Answer with one number: how many lines hold "Reading".

● ● ●

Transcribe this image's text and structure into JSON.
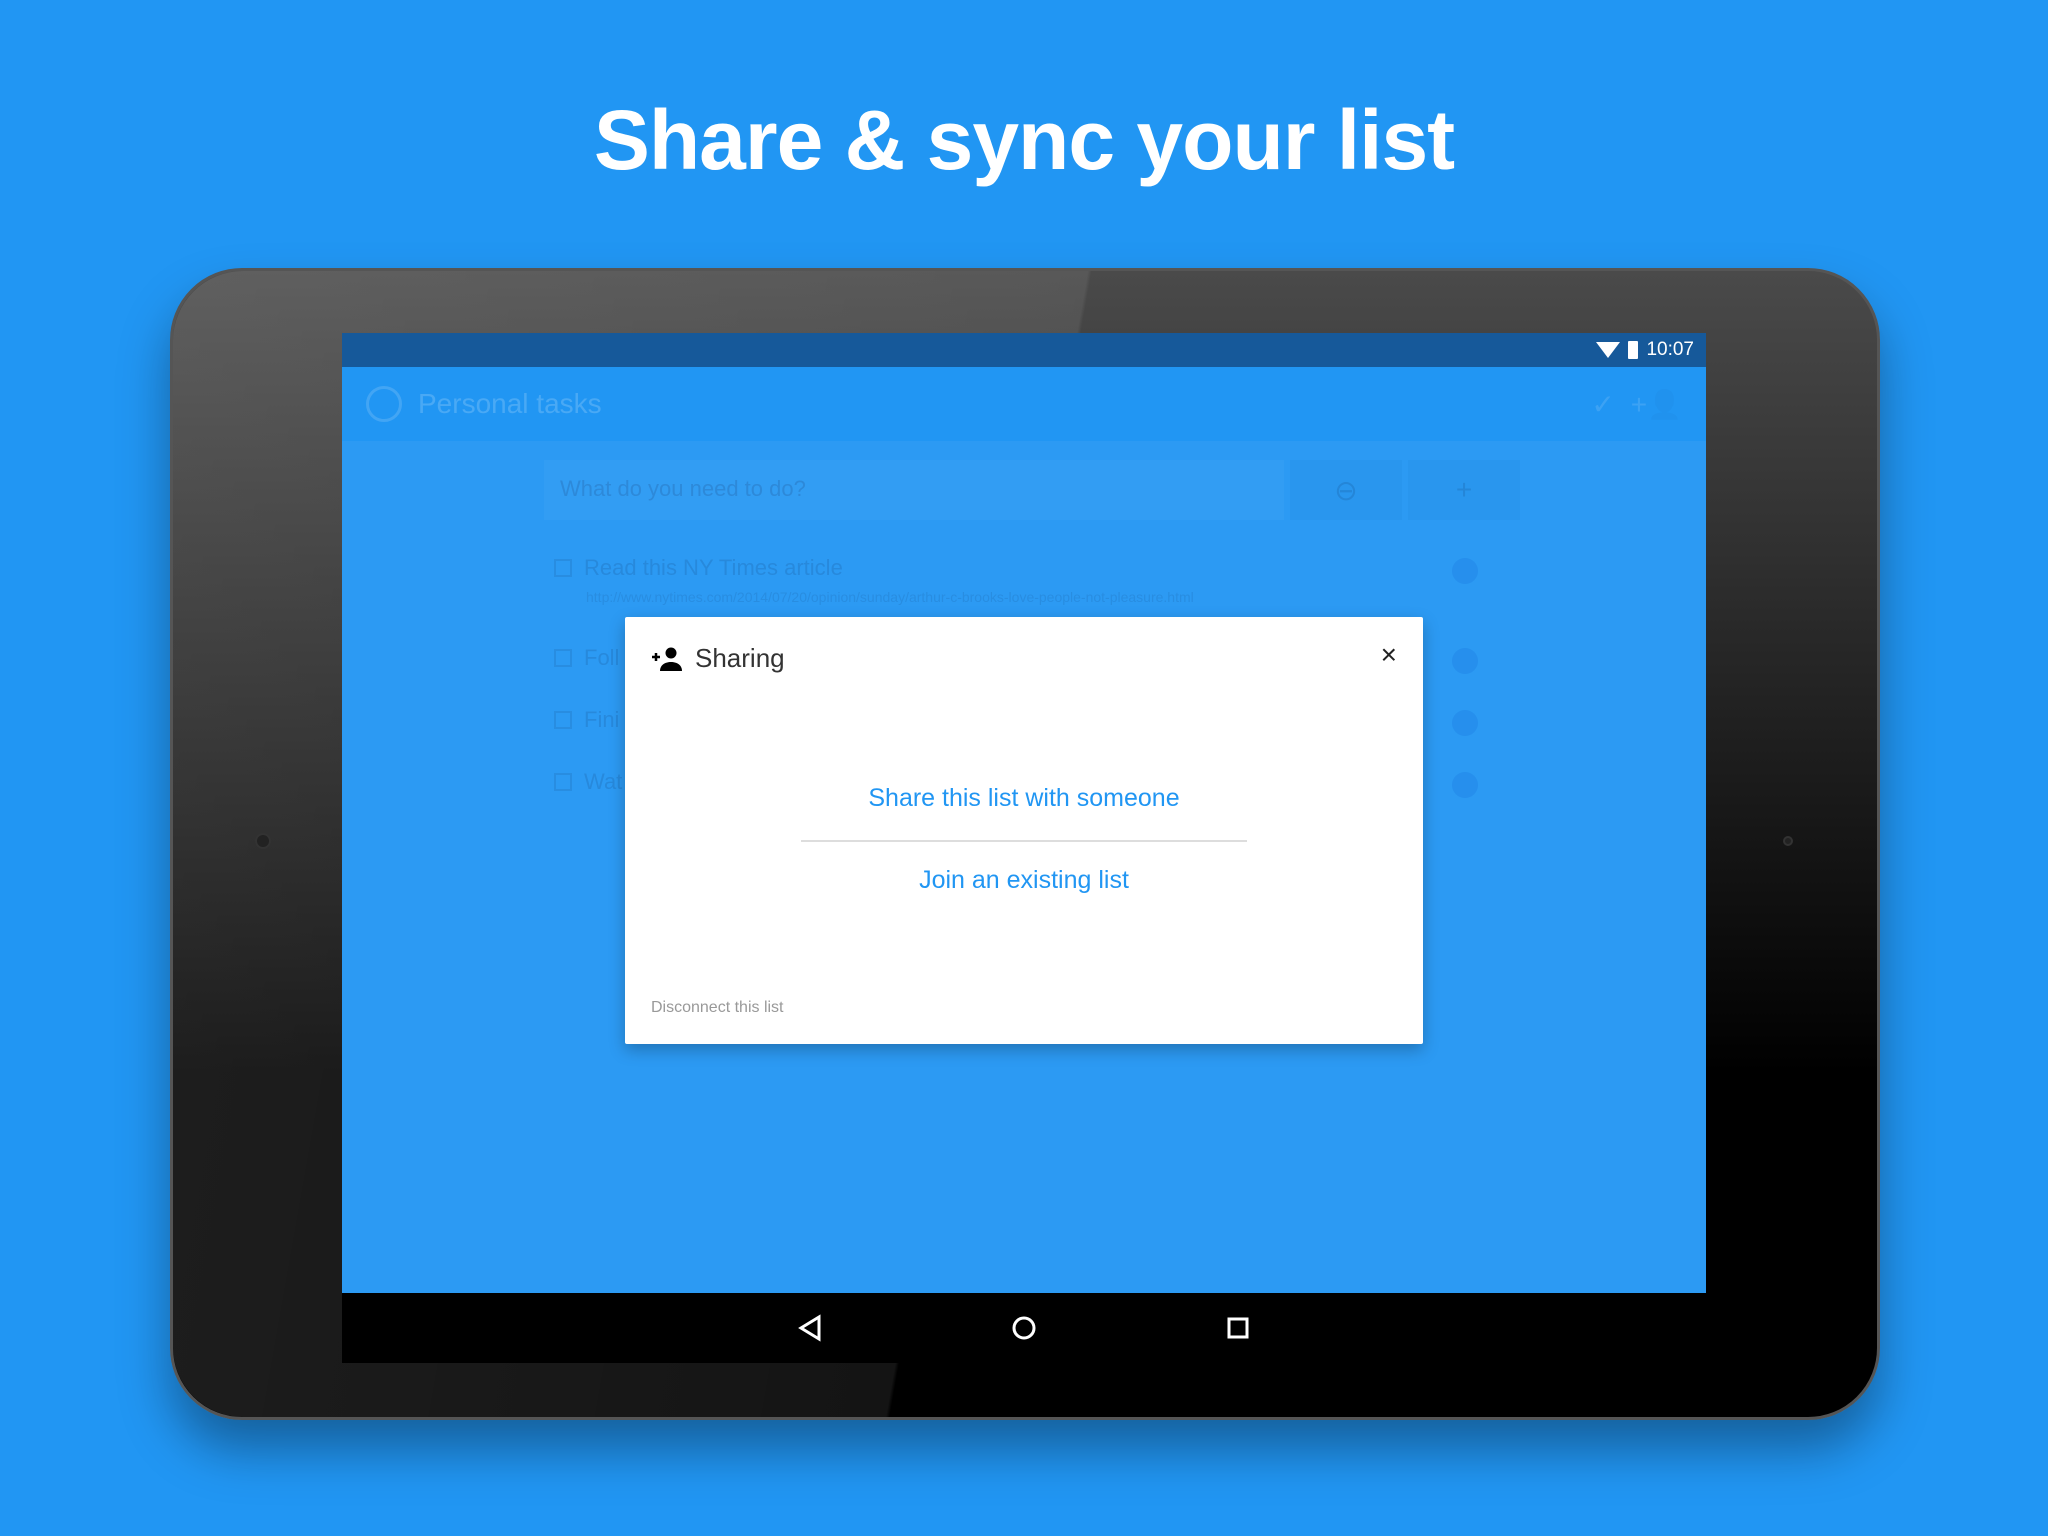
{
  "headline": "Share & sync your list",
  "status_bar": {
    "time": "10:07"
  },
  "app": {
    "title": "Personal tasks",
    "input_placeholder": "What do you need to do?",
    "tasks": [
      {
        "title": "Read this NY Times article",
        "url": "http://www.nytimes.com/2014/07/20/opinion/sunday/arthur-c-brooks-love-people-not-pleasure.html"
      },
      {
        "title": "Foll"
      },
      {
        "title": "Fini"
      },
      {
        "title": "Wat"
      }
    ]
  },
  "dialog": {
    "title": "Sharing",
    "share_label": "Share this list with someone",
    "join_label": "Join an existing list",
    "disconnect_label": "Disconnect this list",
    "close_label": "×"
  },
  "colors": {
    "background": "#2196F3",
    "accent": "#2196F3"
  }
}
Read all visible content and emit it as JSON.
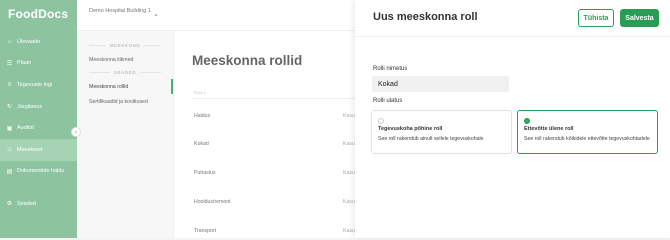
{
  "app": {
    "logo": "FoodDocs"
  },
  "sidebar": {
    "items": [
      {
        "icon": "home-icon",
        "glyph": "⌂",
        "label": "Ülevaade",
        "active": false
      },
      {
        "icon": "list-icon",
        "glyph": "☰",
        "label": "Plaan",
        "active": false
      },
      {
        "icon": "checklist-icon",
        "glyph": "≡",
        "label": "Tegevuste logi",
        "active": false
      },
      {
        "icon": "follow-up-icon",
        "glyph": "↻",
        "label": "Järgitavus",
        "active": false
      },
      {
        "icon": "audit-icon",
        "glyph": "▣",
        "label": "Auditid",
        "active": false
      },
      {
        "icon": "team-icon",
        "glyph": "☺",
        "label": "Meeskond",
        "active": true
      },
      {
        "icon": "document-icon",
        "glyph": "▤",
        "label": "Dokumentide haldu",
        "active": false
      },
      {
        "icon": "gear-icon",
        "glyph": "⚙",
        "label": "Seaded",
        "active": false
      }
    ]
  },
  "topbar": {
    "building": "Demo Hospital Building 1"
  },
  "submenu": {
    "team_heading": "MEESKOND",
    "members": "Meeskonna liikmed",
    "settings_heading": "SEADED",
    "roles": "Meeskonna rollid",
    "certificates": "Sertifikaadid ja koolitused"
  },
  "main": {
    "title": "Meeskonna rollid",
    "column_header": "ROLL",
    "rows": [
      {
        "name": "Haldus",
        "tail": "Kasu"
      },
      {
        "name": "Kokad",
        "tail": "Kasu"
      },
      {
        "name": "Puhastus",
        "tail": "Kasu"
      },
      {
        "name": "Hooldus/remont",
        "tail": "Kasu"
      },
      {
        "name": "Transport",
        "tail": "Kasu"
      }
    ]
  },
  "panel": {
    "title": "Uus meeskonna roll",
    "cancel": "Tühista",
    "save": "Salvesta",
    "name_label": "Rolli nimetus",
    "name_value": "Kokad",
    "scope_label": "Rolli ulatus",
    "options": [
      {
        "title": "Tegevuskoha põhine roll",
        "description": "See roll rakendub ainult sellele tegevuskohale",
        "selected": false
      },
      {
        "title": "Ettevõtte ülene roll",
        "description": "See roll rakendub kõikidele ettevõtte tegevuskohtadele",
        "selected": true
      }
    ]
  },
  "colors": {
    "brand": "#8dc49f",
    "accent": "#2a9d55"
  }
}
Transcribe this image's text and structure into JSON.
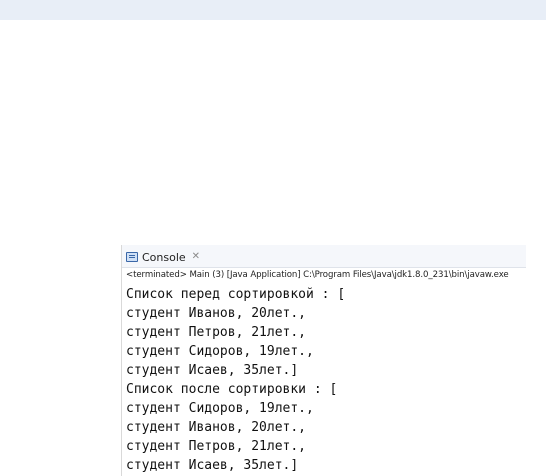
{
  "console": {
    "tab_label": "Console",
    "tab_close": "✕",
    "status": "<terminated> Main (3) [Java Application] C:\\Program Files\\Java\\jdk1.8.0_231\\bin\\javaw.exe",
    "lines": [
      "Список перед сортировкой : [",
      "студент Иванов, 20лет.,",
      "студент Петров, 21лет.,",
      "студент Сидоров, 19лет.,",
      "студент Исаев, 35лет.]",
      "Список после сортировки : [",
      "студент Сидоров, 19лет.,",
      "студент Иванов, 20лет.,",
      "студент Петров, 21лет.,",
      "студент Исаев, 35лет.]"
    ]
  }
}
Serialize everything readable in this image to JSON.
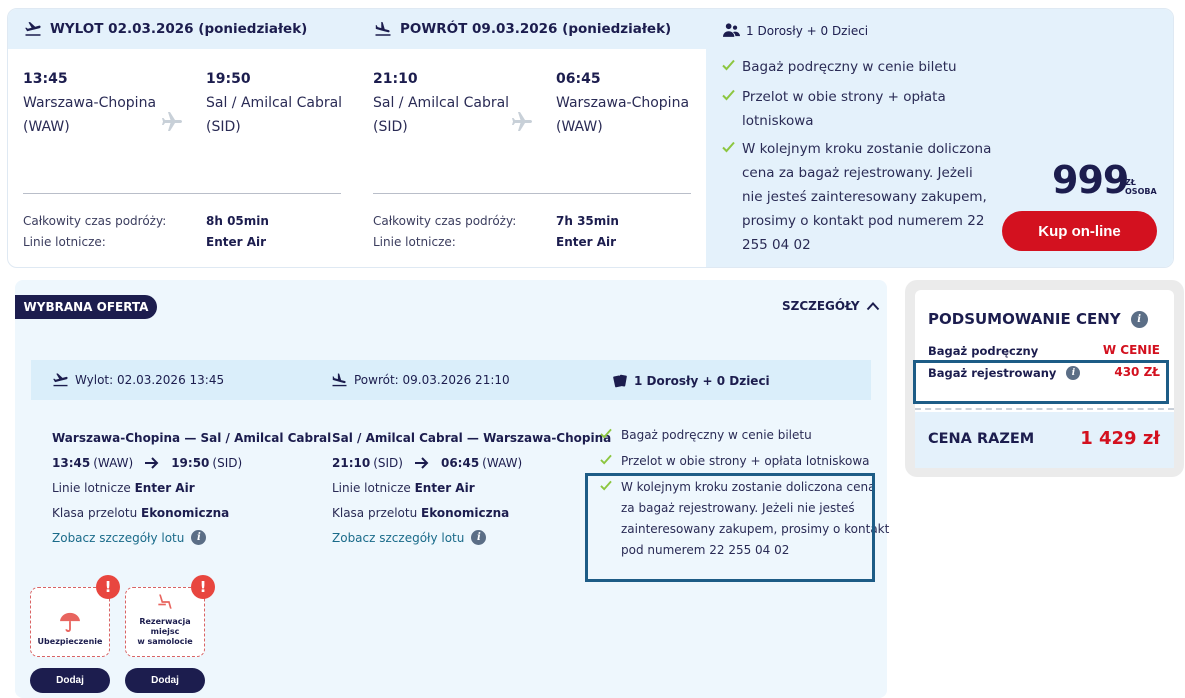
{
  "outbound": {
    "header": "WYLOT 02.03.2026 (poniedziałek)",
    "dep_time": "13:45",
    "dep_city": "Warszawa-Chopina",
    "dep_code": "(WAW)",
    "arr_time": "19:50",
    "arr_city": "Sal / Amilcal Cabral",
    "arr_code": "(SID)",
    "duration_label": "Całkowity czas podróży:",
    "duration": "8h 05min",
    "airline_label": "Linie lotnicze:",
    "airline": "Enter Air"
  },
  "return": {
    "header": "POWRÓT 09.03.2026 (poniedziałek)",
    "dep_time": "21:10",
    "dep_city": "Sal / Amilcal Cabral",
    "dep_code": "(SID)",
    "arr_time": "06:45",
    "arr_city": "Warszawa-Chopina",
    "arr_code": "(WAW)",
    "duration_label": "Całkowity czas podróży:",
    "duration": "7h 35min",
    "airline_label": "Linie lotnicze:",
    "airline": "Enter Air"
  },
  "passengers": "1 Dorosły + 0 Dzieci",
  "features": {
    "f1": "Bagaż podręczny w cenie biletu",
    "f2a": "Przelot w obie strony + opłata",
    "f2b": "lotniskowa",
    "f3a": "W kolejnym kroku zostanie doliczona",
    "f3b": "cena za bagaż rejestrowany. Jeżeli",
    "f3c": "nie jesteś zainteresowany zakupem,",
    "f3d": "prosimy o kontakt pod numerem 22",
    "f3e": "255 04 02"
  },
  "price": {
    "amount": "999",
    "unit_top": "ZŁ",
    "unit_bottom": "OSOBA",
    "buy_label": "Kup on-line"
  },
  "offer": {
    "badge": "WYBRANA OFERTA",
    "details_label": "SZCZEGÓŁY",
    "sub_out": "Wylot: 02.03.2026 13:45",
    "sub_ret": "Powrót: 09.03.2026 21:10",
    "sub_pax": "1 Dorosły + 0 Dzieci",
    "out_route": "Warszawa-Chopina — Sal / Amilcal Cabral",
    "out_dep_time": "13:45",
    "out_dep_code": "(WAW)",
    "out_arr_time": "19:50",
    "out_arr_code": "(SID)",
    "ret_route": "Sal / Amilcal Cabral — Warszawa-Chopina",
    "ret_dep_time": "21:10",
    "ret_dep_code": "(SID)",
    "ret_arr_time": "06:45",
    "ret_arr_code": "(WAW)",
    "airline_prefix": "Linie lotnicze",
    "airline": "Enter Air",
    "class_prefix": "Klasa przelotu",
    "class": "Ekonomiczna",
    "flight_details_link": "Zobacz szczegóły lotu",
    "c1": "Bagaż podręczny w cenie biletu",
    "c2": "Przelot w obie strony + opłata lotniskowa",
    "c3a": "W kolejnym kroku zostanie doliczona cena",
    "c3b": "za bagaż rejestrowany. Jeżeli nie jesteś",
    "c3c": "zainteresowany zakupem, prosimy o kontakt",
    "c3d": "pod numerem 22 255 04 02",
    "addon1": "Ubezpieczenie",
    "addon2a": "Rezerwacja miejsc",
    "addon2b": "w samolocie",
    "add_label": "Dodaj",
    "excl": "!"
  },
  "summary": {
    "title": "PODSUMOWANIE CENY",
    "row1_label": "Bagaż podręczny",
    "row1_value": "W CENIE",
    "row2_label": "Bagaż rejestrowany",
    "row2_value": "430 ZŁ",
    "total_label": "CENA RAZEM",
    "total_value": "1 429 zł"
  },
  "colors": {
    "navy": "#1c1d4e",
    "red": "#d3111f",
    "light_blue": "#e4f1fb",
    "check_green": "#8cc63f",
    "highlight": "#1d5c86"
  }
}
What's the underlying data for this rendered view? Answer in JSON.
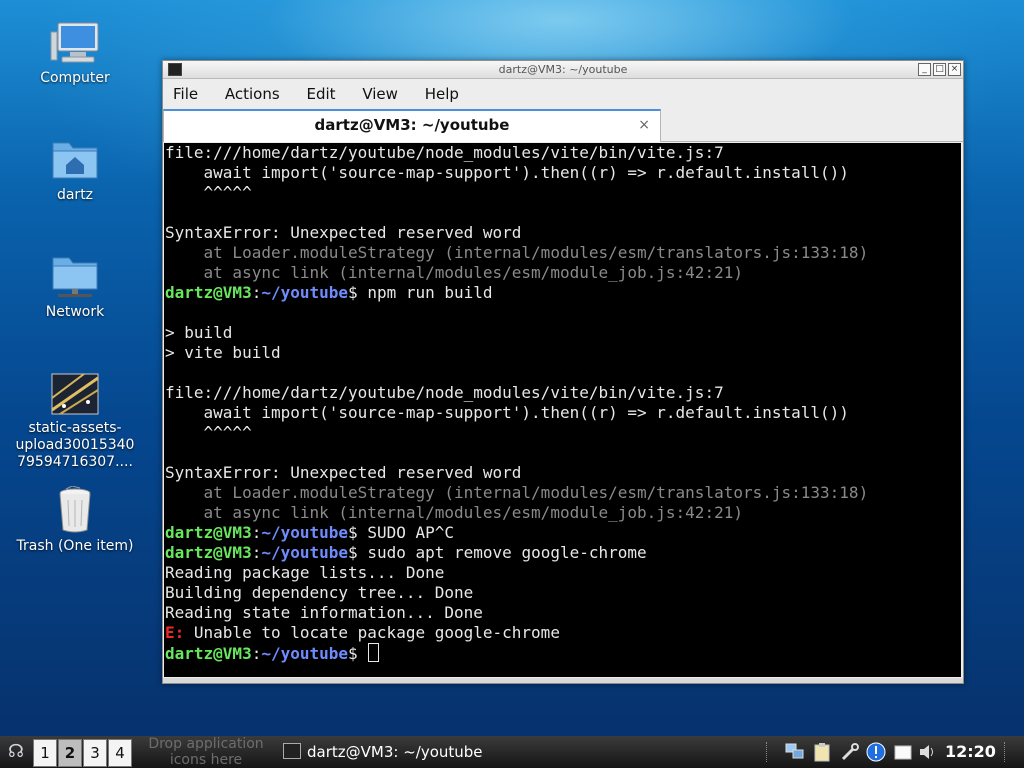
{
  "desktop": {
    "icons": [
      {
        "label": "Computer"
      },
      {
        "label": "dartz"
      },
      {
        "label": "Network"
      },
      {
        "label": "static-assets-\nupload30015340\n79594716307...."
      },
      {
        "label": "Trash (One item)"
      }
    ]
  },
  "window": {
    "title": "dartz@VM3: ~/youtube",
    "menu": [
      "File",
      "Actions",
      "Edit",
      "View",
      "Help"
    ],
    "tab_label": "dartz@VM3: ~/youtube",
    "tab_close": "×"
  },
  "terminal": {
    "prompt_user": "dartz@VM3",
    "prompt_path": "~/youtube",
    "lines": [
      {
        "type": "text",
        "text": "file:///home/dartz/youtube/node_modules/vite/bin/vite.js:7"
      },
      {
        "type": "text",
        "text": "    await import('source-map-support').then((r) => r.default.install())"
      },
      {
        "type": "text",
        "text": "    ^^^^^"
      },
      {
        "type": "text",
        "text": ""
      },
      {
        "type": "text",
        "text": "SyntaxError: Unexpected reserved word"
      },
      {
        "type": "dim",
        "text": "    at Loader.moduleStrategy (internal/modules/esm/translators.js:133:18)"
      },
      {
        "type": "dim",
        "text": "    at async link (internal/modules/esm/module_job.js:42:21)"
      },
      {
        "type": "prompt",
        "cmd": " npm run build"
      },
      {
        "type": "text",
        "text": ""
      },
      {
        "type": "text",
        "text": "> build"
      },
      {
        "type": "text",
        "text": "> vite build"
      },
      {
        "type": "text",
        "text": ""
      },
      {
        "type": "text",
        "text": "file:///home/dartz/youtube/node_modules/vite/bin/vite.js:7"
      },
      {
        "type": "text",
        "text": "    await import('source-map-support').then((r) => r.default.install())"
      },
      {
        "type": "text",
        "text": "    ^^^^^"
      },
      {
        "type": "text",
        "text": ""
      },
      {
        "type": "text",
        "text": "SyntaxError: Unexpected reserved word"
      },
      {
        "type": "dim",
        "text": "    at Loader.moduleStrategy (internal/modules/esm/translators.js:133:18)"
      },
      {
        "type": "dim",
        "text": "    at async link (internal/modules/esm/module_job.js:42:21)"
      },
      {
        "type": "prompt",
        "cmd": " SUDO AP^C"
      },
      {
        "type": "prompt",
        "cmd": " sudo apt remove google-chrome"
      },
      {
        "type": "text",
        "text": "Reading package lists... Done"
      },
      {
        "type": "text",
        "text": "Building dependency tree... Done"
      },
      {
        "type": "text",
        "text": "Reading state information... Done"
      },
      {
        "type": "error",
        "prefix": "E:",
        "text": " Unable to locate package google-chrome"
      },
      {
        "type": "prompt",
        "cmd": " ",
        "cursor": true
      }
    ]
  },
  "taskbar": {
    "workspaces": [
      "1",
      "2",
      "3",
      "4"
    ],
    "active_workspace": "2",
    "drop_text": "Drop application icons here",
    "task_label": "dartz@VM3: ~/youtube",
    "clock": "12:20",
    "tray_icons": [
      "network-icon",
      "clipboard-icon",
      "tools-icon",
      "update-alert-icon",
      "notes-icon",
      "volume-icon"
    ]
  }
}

● ● ●

Solved problem - 2